Records from a collection:
+===+

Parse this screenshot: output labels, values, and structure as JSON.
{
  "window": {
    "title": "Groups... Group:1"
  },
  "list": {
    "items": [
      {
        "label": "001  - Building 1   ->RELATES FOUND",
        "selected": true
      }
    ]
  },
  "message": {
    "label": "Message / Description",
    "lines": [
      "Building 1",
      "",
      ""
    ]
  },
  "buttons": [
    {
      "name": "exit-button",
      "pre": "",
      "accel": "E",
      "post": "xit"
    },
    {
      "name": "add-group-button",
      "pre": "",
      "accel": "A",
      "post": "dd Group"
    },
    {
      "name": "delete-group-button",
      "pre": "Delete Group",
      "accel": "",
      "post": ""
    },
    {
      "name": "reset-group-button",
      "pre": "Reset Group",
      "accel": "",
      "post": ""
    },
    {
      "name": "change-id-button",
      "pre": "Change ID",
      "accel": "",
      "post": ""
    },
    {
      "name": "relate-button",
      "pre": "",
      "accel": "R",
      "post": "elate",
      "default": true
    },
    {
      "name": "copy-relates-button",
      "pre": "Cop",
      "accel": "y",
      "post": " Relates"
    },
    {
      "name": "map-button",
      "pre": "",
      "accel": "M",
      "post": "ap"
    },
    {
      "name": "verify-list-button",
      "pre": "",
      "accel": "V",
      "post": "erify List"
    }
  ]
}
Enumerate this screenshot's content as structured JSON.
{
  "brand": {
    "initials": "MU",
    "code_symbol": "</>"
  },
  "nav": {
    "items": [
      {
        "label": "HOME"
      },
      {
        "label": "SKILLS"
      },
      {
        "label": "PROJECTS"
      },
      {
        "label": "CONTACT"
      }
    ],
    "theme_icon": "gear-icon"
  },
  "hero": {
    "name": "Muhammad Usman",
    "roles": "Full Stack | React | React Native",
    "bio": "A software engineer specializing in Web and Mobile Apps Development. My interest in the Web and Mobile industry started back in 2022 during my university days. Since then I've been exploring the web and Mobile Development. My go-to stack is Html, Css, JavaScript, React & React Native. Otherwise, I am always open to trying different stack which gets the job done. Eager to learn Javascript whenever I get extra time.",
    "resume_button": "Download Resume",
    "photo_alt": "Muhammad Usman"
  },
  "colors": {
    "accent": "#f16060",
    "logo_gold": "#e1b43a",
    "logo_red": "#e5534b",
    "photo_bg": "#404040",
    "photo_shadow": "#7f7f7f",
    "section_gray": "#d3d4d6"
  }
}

+===+

Pick out all the lines with the word "Muhammad" in them and copy them.

    "name": "Muhammad Usman",
    "photo_alt": "Muhammad Usman"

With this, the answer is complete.